## Dataset excerpts:
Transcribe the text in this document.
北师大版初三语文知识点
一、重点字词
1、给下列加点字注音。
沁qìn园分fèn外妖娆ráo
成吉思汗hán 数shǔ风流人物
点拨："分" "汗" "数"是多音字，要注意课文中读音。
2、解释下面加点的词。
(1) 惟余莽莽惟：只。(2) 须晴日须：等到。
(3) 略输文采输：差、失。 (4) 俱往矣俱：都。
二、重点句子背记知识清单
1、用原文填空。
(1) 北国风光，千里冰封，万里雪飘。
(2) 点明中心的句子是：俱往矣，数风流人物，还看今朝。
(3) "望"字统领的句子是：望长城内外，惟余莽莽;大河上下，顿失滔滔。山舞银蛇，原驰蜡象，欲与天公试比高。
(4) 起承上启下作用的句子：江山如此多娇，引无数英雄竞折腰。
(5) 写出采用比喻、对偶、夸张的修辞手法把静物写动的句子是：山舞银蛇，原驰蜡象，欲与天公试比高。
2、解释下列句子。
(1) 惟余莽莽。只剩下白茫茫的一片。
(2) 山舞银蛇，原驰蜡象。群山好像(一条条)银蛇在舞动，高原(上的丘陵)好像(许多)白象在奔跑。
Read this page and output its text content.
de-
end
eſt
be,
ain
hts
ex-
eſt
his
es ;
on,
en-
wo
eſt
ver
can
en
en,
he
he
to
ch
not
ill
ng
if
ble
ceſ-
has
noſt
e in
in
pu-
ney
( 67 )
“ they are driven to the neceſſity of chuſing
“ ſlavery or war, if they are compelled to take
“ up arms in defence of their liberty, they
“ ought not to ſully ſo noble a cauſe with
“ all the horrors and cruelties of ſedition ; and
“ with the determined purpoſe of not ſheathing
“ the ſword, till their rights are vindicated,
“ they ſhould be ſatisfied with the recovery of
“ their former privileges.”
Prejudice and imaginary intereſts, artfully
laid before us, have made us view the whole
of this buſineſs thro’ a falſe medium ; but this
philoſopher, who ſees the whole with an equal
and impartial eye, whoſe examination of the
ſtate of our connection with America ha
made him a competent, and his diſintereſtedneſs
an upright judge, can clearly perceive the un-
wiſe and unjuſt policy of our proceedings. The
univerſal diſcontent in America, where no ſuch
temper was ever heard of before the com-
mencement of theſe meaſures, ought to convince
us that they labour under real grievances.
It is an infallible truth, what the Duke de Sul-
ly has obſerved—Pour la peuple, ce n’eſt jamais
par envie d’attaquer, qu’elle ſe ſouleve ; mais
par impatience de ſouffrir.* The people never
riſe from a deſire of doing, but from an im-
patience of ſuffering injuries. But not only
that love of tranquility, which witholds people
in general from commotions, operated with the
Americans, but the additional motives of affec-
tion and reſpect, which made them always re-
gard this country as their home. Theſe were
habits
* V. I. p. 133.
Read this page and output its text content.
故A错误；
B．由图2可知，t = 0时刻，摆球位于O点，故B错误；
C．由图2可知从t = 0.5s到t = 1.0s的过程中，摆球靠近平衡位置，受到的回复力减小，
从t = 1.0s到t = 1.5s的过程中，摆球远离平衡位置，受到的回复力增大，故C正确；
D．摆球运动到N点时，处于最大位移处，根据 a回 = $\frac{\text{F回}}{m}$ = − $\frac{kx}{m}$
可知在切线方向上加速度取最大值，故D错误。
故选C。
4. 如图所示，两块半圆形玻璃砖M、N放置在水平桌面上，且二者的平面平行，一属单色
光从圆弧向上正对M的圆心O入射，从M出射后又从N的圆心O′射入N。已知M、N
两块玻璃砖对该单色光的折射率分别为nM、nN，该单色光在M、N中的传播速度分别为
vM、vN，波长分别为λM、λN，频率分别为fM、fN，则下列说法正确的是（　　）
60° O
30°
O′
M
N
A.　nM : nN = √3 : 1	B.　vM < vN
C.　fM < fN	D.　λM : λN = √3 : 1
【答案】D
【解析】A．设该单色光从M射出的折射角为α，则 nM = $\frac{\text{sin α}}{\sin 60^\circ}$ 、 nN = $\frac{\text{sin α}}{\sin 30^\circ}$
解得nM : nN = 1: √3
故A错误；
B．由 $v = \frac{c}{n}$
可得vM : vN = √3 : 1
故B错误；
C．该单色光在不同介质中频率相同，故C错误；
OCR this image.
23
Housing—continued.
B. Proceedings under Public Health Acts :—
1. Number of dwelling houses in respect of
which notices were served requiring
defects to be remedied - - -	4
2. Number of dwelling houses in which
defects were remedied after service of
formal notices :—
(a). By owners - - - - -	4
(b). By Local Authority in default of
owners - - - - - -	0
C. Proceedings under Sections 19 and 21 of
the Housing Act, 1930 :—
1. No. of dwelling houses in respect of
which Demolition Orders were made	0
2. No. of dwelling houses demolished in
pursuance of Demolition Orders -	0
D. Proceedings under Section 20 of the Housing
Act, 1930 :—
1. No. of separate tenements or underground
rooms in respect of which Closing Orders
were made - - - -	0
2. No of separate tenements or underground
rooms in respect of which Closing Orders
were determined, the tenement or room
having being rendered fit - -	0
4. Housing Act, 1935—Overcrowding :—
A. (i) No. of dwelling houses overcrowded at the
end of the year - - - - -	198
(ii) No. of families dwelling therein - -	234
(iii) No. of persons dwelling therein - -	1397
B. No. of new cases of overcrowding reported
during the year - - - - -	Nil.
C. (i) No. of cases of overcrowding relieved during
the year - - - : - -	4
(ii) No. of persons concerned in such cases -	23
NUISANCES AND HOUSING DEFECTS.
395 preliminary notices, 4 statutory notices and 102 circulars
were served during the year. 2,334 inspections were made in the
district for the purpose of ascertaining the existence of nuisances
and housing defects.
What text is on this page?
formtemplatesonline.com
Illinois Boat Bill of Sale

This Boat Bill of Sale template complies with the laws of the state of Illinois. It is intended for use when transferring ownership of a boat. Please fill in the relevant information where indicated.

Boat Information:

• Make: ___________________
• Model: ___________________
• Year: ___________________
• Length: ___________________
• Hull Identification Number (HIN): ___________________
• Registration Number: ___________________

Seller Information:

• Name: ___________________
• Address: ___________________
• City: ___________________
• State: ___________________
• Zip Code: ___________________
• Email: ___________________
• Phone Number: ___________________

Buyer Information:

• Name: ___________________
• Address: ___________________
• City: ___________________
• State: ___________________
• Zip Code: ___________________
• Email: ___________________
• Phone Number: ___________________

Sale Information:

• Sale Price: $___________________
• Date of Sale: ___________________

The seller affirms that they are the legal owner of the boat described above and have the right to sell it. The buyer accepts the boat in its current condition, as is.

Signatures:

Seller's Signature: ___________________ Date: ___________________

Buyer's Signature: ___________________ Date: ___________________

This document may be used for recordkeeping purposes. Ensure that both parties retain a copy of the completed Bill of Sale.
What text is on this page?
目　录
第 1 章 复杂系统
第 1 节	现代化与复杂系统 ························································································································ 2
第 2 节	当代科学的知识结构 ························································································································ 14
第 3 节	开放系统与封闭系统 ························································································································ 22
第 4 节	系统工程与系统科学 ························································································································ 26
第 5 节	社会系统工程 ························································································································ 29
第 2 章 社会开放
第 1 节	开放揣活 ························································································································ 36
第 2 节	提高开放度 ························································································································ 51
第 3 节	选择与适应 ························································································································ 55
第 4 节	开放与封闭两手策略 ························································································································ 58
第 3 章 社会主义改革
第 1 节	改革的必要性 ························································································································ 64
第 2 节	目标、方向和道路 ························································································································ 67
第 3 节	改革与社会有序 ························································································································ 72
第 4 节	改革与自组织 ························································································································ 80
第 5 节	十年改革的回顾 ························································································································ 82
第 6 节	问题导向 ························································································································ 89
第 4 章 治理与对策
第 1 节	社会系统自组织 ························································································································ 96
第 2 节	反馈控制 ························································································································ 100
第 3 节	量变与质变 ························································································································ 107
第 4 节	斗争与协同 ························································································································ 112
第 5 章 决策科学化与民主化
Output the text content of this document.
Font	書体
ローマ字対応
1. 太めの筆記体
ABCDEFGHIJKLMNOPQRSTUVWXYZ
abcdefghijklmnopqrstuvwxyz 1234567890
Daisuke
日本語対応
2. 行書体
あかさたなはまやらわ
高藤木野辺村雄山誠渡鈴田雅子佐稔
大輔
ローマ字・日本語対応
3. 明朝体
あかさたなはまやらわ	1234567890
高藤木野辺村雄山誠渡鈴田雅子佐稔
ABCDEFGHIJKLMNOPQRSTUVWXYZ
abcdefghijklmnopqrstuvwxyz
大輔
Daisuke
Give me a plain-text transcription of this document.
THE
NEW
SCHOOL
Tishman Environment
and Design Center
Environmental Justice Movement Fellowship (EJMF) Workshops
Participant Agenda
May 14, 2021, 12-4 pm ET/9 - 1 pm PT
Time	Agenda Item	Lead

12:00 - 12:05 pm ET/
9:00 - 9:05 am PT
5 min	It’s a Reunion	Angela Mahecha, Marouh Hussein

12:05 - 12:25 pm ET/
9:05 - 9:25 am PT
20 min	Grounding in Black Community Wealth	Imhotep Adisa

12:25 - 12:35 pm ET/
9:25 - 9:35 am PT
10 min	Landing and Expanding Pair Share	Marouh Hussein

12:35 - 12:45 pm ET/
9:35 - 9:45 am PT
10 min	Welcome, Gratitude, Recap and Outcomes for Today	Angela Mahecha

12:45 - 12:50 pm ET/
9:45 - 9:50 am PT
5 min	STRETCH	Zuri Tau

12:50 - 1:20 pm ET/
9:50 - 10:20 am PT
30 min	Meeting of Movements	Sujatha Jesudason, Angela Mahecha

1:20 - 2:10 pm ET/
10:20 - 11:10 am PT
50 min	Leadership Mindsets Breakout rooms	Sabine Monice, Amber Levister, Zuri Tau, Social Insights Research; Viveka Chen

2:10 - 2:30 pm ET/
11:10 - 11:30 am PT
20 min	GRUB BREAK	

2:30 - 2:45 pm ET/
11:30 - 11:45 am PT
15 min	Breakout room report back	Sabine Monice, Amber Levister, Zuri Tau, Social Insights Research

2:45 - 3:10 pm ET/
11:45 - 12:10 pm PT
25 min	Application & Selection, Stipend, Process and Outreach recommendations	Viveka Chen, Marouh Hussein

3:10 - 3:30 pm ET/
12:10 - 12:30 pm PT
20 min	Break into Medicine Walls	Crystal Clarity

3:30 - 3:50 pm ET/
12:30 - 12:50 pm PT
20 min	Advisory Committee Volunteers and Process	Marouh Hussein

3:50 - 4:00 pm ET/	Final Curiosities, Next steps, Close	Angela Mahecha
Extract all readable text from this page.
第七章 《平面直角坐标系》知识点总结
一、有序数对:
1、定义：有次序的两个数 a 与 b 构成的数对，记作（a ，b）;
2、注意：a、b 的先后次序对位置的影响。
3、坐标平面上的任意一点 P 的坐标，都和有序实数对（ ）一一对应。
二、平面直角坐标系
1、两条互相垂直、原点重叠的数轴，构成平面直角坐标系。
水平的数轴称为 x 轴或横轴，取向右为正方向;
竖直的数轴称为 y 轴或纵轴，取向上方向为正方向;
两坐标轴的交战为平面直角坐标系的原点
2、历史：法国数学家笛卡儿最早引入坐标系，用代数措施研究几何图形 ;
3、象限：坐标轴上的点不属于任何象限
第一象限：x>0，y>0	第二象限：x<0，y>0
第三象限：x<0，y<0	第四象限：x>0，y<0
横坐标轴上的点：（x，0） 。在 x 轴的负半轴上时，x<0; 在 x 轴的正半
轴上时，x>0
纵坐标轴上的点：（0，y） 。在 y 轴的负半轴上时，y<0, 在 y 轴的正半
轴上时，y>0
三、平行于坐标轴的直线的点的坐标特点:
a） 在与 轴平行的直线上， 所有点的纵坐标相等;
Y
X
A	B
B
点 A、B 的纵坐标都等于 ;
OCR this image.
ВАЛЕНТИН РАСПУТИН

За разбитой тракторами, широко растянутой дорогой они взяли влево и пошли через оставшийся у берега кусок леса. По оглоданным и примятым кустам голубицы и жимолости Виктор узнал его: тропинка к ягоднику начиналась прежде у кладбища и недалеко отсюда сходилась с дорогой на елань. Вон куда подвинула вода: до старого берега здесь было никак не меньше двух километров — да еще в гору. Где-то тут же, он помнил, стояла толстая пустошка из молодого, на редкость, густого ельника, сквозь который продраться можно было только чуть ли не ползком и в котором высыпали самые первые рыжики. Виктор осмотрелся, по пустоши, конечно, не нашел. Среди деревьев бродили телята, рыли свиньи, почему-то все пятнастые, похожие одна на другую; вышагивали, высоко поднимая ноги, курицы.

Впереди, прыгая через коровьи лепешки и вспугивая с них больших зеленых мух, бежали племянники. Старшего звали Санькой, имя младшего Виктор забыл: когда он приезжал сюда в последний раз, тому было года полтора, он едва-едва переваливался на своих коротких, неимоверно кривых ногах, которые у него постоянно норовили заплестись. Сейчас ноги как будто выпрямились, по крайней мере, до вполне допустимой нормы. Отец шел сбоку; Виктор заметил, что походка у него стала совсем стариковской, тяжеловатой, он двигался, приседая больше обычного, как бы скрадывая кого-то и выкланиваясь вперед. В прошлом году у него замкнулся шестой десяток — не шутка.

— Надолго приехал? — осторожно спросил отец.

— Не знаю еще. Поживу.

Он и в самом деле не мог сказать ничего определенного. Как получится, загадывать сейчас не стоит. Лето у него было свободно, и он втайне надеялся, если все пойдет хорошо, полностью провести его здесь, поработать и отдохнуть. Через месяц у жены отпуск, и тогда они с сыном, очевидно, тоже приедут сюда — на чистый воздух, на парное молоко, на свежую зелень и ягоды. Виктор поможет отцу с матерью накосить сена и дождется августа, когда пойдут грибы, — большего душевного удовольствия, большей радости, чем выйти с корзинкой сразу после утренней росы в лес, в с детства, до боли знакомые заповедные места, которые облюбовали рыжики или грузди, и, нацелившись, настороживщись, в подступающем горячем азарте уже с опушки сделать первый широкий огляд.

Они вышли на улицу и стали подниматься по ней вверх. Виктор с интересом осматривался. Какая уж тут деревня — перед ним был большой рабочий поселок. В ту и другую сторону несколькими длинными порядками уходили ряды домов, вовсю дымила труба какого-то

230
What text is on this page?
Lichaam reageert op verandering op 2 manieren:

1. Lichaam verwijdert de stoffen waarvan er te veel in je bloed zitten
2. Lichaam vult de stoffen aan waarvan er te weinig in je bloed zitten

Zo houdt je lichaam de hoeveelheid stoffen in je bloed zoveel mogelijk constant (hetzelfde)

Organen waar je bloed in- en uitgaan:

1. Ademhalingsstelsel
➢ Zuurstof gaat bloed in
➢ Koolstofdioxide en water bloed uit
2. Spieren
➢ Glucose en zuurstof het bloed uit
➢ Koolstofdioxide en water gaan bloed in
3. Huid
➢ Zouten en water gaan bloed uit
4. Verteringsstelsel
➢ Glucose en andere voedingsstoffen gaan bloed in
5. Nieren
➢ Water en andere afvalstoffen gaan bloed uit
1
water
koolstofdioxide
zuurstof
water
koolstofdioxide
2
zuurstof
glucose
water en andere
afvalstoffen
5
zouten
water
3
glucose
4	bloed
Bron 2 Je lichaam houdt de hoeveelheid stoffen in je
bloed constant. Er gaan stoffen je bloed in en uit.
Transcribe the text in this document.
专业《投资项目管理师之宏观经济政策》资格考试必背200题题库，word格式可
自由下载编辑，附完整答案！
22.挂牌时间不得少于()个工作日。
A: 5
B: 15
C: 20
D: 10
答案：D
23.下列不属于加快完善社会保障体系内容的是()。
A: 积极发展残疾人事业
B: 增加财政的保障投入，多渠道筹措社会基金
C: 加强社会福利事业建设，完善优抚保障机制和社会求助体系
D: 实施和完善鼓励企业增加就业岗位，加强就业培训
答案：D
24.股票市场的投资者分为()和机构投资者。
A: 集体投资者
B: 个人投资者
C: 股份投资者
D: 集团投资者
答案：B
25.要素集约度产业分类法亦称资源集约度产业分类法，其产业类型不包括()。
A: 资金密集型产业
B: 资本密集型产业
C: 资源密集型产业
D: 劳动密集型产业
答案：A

## Exercise aim:
Exactly how many lines in the data above contain the word "served"? Respond with the number and nothing more.

## Written answer:
2